**STORED RECORDS:**

═══

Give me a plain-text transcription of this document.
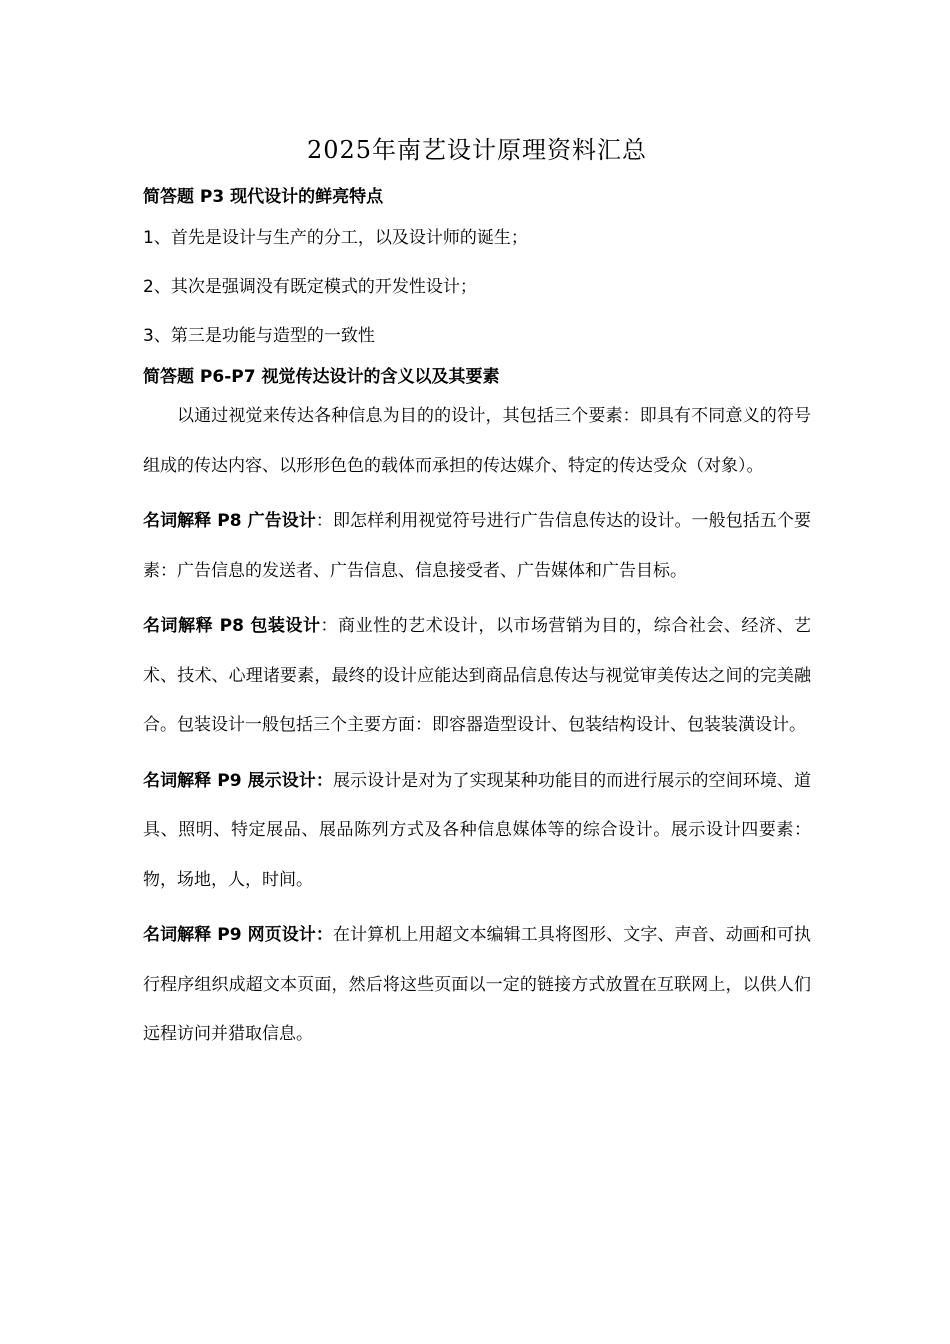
2025年南艺设计原理资料汇总
简答题 P3 现代设计的鲜亮特点
1、首先是设计与生产的分工，以及设计师的诞生；
2、其次是强调没有既定模式的开发性设计；
3、第三是功能与造型的一致性
简答题 P6-P7 视觉传达设计的含义以及其要素

以通过视觉来传达各种信息为目的的设计，其包括三个要素：即具有不同意义的符号组成的传达内容、以形形色色的载体而承担的传达媒介、特定的传达受众（对象）。

名词解释 P8 广告设计：即怎样利用视觉符号进行广告信息传达的设计。一般包括五个要素：广告信息的发送者、广告信息、信息接受者、广告媒体和广告目标。

名词解释 P8 包装设计：商业性的艺术设计，以市场营销为目的，综合社会、经济、艺术、技术、心理诸要素，最终的设计应能达到商品信息传达与视觉审美传达之间的完美融合。包装设计一般包括三个主要方面：即容器造型设计、包装结构设计、包装装潢设计。

名词解释 P9 展示设计：展示设计是对为了实现某种功能目的而进行展示的空间环境、道具、照明、特定展品、展品陈列方式及各种信息媒体等的综合设计。展示设计四要素：物，场地，人，时间。

名词解释 P9 网页设计：在计算机上用超文本编辑工具将图形、文字、声音、动画和可执行程序组织成超文本页面，然后将这些页面以一定的链接方式放置在互联网上，以供人们远程访问并猎取信息。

═══

Report the number of lines containing the string "名词解释" and add nothing to it.

**SOLUTION BELOW:**
4